[Stored items from a collection]

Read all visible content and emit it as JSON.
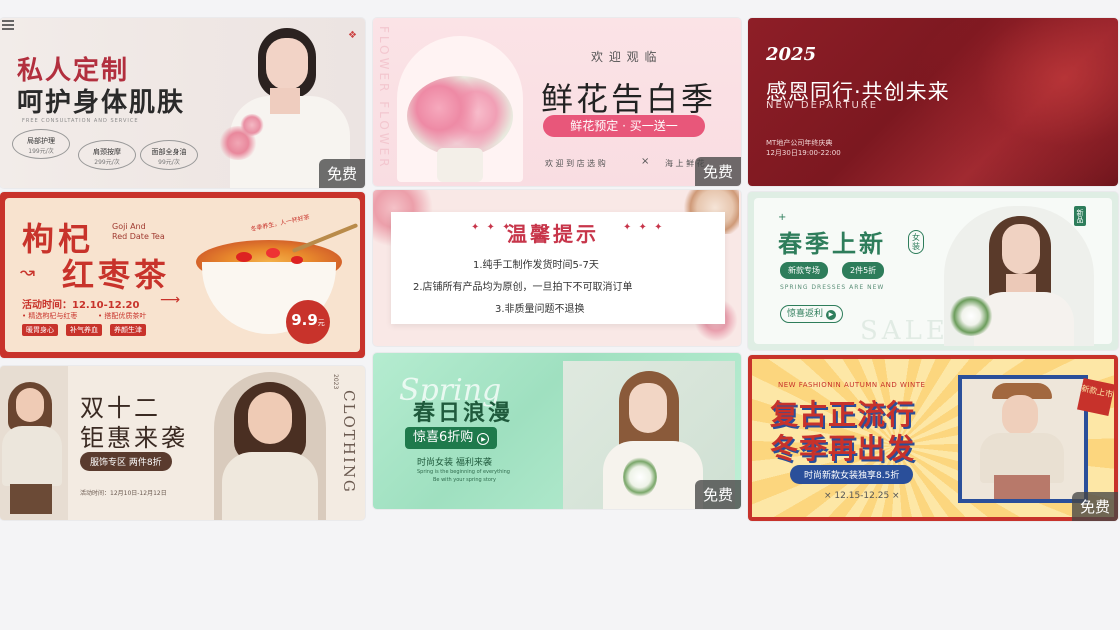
{
  "free_label": "免费",
  "menu_icon": "menu-icon",
  "cards": {
    "c1": {
      "title1": "私人定制",
      "title2": "呵护身体肌肤",
      "subtitle": "FREE CONSULTATION AND SERVICE",
      "badges": [
        {
          "name": "局部护理",
          "price": "199元/次"
        },
        {
          "name": "肩颈按摩",
          "price": "299元/次"
        },
        {
          "name": "面部全身油",
          "price": "99元/次"
        }
      ],
      "accent": "#b22f3e"
    },
    "c2": {
      "welcome": "欢 迎 观 临",
      "title": "鲜花告白季",
      "promo": "鲜花预定 · 买一送一",
      "footer_left": "欢 迎 到 店 选 购",
      "footer_right": "海 上 鲜 花",
      "vertical": "FLOWER FLOWER",
      "accent": "#e8577a"
    },
    "c3": {
      "year": "2025",
      "title": "感恩同行·共创未来",
      "subtitle": "NEW DEPARTURE",
      "company": "MT地产公司年终庆典",
      "time": "12月30日19:00-22:00",
      "accent": "#8a1d25"
    },
    "c4": {
      "title1": "枸杞",
      "title2": "红枣茶",
      "eng": "Goji And\nRed Date Tea",
      "arc": "冬季养生，人一杯好茶",
      "activity": "活动时间：12.10-12.20",
      "bullet1": "• 精选枸杞与红枣",
      "bullet2": "• 搭配优质茶叶",
      "tags": [
        "暖胃身心",
        "补气养血",
        "养颜生津"
      ],
      "price": "9.9",
      "price_unit": "元",
      "accent": "#c8332b"
    },
    "c5": {
      "title": "温馨提示",
      "lines": [
        "1.纯手工制作发货时间5-7天",
        "2.店铺所有产品均为原创，一旦拍下不可取消订单",
        "3.非质量问题不退换"
      ],
      "accent": "#c7354a"
    },
    "c6": {
      "title": "春季上新",
      "badge": "女装",
      "tag1": "新款专场",
      "tag2": "2件5折",
      "eng": "SPRING DRESSES ARE NEW",
      "button": "惊喜返利",
      "sale": "SALE",
      "corner": "新品",
      "accent": "#2e7d5b"
    },
    "c7": {
      "title1": "双十二",
      "title2": "钜惠来袭",
      "tag": "服饰专区  两件8折",
      "time": "活动时间：12月10日-12月12日",
      "vertical": "CLOTHING",
      "year": "2023",
      "accent": "#5a3b2e"
    },
    "c8": {
      "script": "Spring",
      "title": "春日浪漫",
      "button": "惊喜6折购",
      "sub": "时尚女装  福利来袭",
      "small1": "Spring is the beginning of everything",
      "small2": "Be with your spring story",
      "accent": "#1f7a4c"
    },
    "c9": {
      "top": "NEW FASHIONIN AUTUMN AND WINTE",
      "title1": "复古正流行",
      "title2": "冬季再出发",
      "sub": "时尚新款女装独享8.5折",
      "date": "× 12.15-12.25 ×",
      "corner": "新款上市",
      "accent": "#c7322b"
    }
  }
}
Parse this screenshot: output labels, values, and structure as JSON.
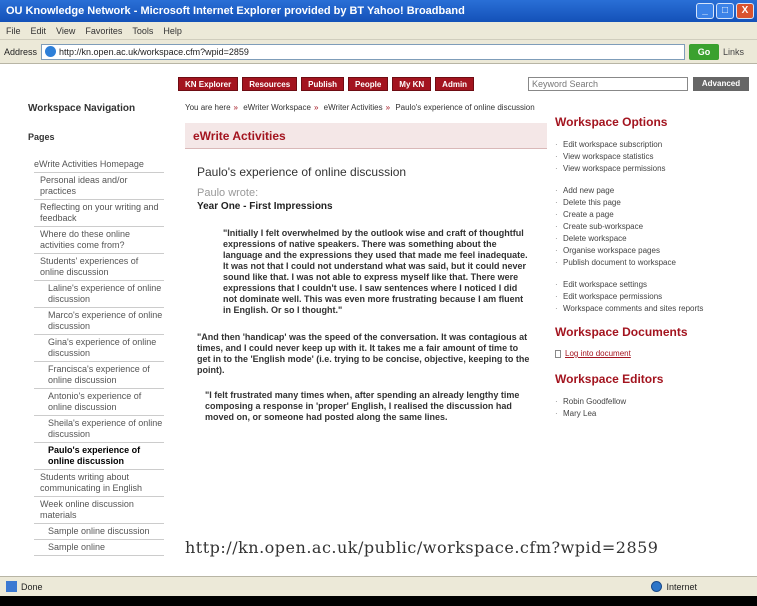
{
  "window": {
    "title": "OU Knowledge Network - Microsoft Internet Explorer provided by BT Yahoo! Broadband",
    "minimize": "_",
    "maximize": "□",
    "close": "X"
  },
  "menu": [
    "File",
    "Edit",
    "View",
    "Favorites",
    "Tools",
    "Help"
  ],
  "address": {
    "label": "Address",
    "url": "http://kn.open.ac.uk/workspace.cfm?wpid=2859",
    "go_label": "Go",
    "links_label": "Links"
  },
  "nav_tabs": [
    "KN Explorer",
    "Resources",
    "Publish",
    "People",
    "My KN",
    "Admin"
  ],
  "search": {
    "placeholder": "Keyword Search",
    "button_label": "Advanced"
  },
  "breadcrumb": [
    "You are here",
    "eWriter Workspace",
    "eWriter Activities",
    "Paulo's experience of online discussion"
  ],
  "left_nav": {
    "heading": "Workspace Navigation",
    "pages_label": "Pages",
    "items": [
      {
        "label": "eWrite Activities Homepage",
        "level": 0
      },
      {
        "label": "Personal ideas and/or practices",
        "level": 1
      },
      {
        "label": "Reflecting on your writing and feedback",
        "level": 1
      },
      {
        "label": "Where do these online activities come from?",
        "level": 1
      },
      {
        "label": "Students' experiences of online discussion",
        "level": 1
      },
      {
        "label": "Laline's experience of online discussion",
        "level": 2
      },
      {
        "label": "Marco's experience of online discussion",
        "level": 2
      },
      {
        "label": "Gina's experience of online discussion",
        "level": 2
      },
      {
        "label": "Francisca's experience of online discussion",
        "level": 2
      },
      {
        "label": "Antonio's experience of online discussion",
        "level": 2
      },
      {
        "label": "Sheila's experience of online discussion",
        "level": 2
      },
      {
        "label": "Paulo's experience of online discussion",
        "level": 2,
        "active": true
      },
      {
        "label": "Students writing about communicating in English",
        "level": 1
      },
      {
        "label": "Week online discussion materials",
        "level": 1
      },
      {
        "label": "Sample online discussion",
        "level": 2
      },
      {
        "label": "Sample online",
        "level": 2
      }
    ]
  },
  "content": {
    "section_title": "eWrite Activities",
    "post_heading": "Paulo's experience of online discussion",
    "author": "Paulo wrote:",
    "subheading": "Year One - First Impressions",
    "quote1": "\"Initially I felt overwhelmed by the outlook wise and craft of thoughtful expressions of native speakers. There was something about the language and the expressions they used that made me feel inadequate. It was not that I could not understand what was said, but it could never sound like that. I was not able to express myself like that. There were expressions that I couldn't use. I saw sentences where I noticed I did not dominate well. This was even more frustrating because I am fluent in English. Or so I thought.\"",
    "para": "\"And then 'handicap' was the speed of the conversation. It was contagious at times, and I could never keep up with it. It takes me a fair amount of time to get in to the 'English mode' (i.e. trying to be concise, objective, keeping to the point).",
    "quote2": "\"I felt frustrated many times when, after spending an already lengthy time composing a response in 'proper' English, I realised the discussion had moved on, or someone had posted along the same lines."
  },
  "sidebar": {
    "options_heading": "Workspace Options",
    "options_group1": [
      "Edit workspace subscription",
      "View workspace statistics",
      "View workspace permissions"
    ],
    "options_group2": [
      "Add new page",
      "Delete this page",
      "Create a page",
      "Create sub-workspace",
      "Delete workspace",
      "Organise workspace pages",
      "Publish document to workspace"
    ],
    "options_group3": [
      "Edit workspace settings",
      "Edit workspace permissions",
      "Workspace comments and sites reports"
    ],
    "documents_heading": "Workspace Documents",
    "documents": [
      "Log into document"
    ],
    "editors_heading": "Workspace Editors",
    "editors": [
      "Robin Goodfellow",
      "Mary Lea"
    ]
  },
  "overlay_url": "http://kn.open.ac.uk/public/workspace.cfm?wpid=2859",
  "status": {
    "left": "Done",
    "zone": "Internet"
  }
}
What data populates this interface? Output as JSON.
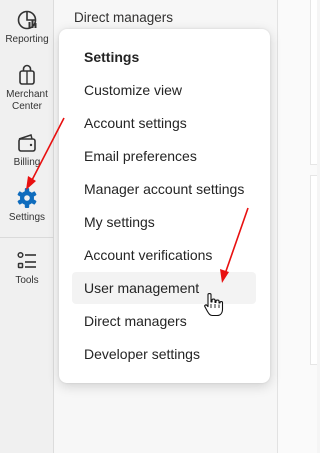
{
  "nav_rail": {
    "items": [
      {
        "label": "Reporting",
        "icon": "reporting-icon"
      },
      {
        "label": "Merchant Center",
        "icon": "merchant-bag-icon"
      },
      {
        "label": "Billing",
        "icon": "wallet-icon"
      },
      {
        "label": "Settings",
        "icon": "gear-icon",
        "active": true
      },
      {
        "label": "Tools",
        "icon": "tools-list-icon"
      }
    ]
  },
  "page": {
    "heading": "Direct managers"
  },
  "settings_menu": {
    "title": "Settings",
    "items": [
      "Customize view",
      "Account settings",
      "Email preferences",
      "Manager account settings",
      "My settings",
      "Account verifications",
      "User management",
      "Direct managers",
      "Developer settings"
    ],
    "hovered_item": "User management"
  },
  "annotations": {
    "arrow_color": "#e81010",
    "cursor_icon": "hand-pointer-icon"
  },
  "colors": {
    "accent": "#0f6cbd",
    "text": "#242424"
  }
}
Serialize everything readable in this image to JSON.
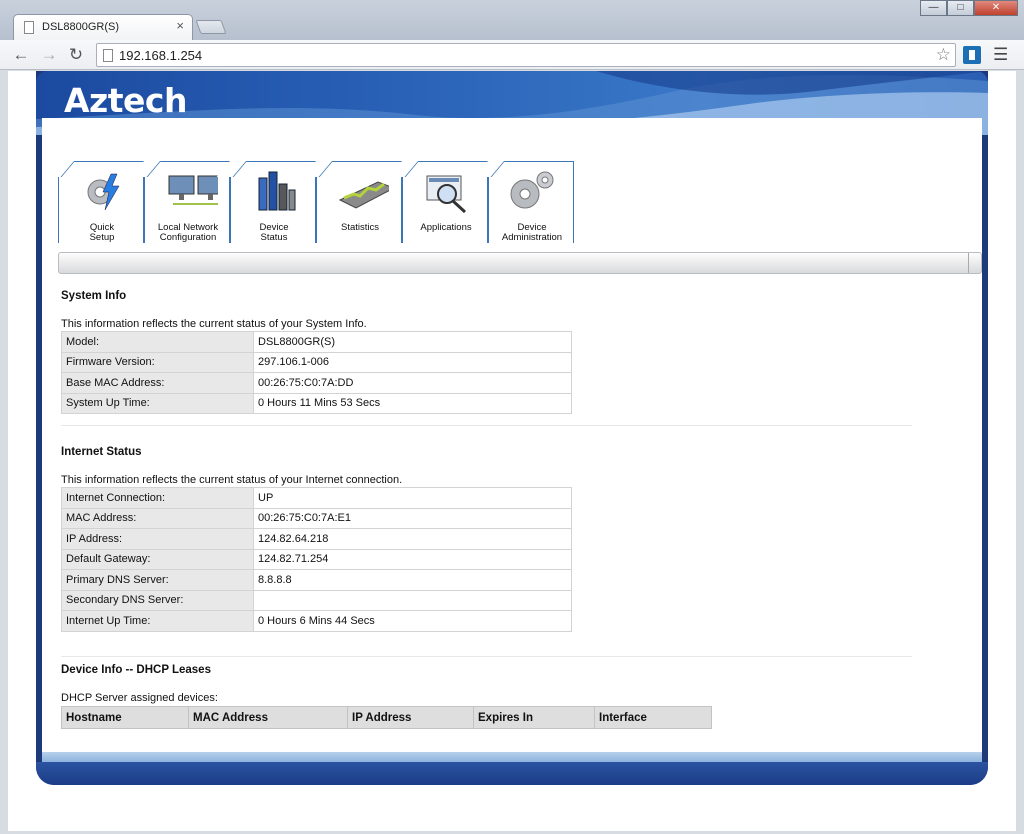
{
  "browser": {
    "tab_title": "DSL8800GR(S)",
    "tab_close": "×",
    "url": "192.168.1.254",
    "back_icon": "back-arrow-icon",
    "forward_icon": "forward-arrow-icon",
    "reload_icon": "reload-icon",
    "bookmark_icon": "star-icon",
    "menu_icon": "hamburger-menu-icon"
  },
  "header": {
    "logo": "Aztech"
  },
  "nav": [
    {
      "line1": "Quick",
      "line2": "Setup",
      "icon": "gear-lightning-icon"
    },
    {
      "line1": "Local Network",
      "line2": "Configuration",
      "icon": "monitors-icon"
    },
    {
      "line1": "Device",
      "line2": "Status",
      "icon": "bar-chart-icon"
    },
    {
      "line1": "Statistics",
      "line2": "",
      "icon": "statistics-icon"
    },
    {
      "line1": "Applications",
      "line2": "",
      "icon": "magnifier-screen-icon"
    },
    {
      "line1": "Device",
      "line2": "Administration",
      "icon": "gears-icon"
    }
  ],
  "system_info": {
    "title": "System Info",
    "desc": "This information reflects the current status of your System Info.",
    "rows": [
      {
        "key": "Model:",
        "value": "DSL8800GR(S)"
      },
      {
        "key": "Firmware Version:",
        "value": "297.106.1-006"
      },
      {
        "key": "Base MAC Address:",
        "value": "00:26:75:C0:7A:DD"
      },
      {
        "key": "System Up Time:",
        "value": "0 Hours 11 Mins 53 Secs"
      }
    ]
  },
  "internet_status": {
    "title": "Internet Status",
    "desc": "This information reflects the current status of your Internet connection.",
    "rows": [
      {
        "key": "Internet Connection:",
        "value": "UP"
      },
      {
        "key": "MAC Address:",
        "value": "00:26:75:C0:7A:E1"
      },
      {
        "key": "IP Address:",
        "value": "124.82.64.218"
      },
      {
        "key": "Default Gateway:",
        "value": "124.82.71.254"
      },
      {
        "key": "Primary DNS Server:",
        "value": "8.8.8.8"
      },
      {
        "key": "Secondary DNS Server:",
        "value": ""
      },
      {
        "key": "Internet Up Time:",
        "value": "0 Hours 6 Mins 44 Secs"
      }
    ]
  },
  "dhcp": {
    "title": "Device Info -- DHCP Leases",
    "desc": "DHCP Server assigned devices:",
    "columns": [
      "Hostname",
      "MAC Address",
      "IP Address",
      "Expires In",
      "Interface"
    ]
  }
}
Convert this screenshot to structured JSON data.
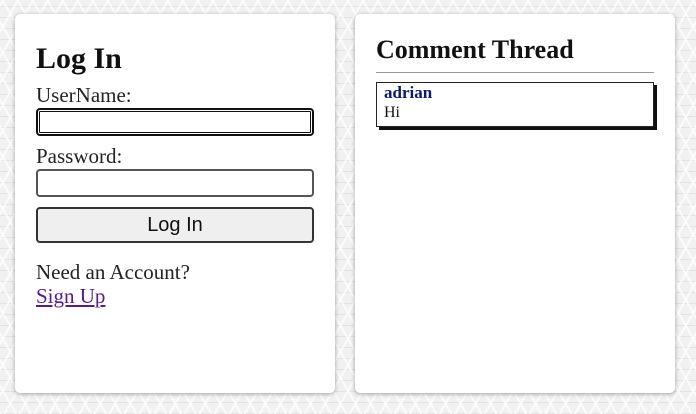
{
  "login": {
    "title": "Log In",
    "username_label": "UserName:",
    "username_value": "",
    "password_label": "Password:",
    "password_value": "",
    "submit_label": "Log In",
    "need_account_text": "Need an Account?",
    "signup_link": "Sign Up"
  },
  "thread": {
    "title": "Comment Thread",
    "comments": [
      {
        "author": "adrian",
        "text": "Hi"
      }
    ]
  }
}
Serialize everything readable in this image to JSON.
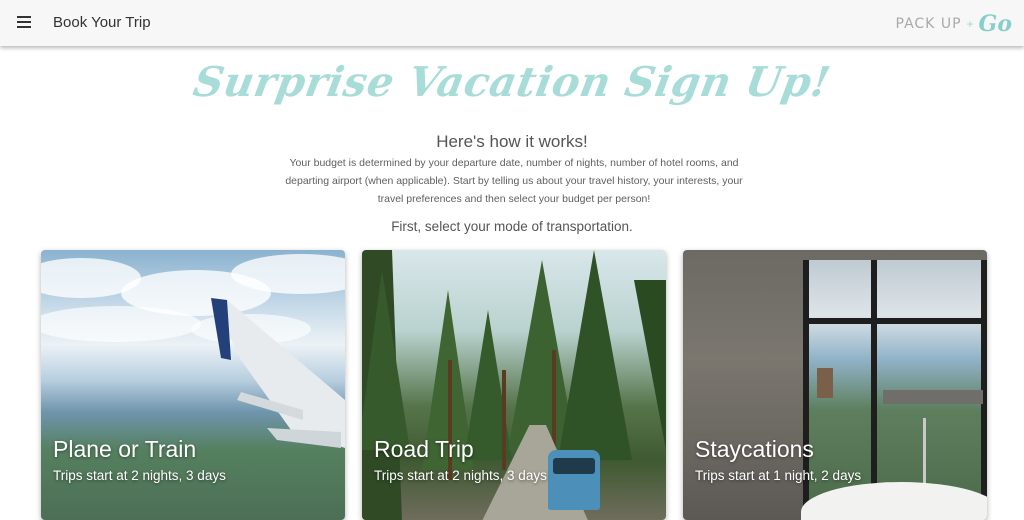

### What to work on
Extract exactly the lines above from the line containing "Convert this screenshot" through the last one, both ends included, but not the pictures.

### Answer to this exercise
Convert this screenshot to structured JSON data.
{
  "login": {
    "title": "Log In",
    "username_label": "UserName:",
    "username_value": "",
    "password_label": "Password:",
    "password_value": "",
    "submit_label": "Log In",
    "need_account_text": "Need an Account?",
    "signup_link": "Sign Up"
  },
  "thread": {
    "title": "Comment Thread",
    "comments": [
      {
        "author": "adrian",
        "text": "Hi"
      }
    ]
  }
}
Serialize everything readable in this image to JSON.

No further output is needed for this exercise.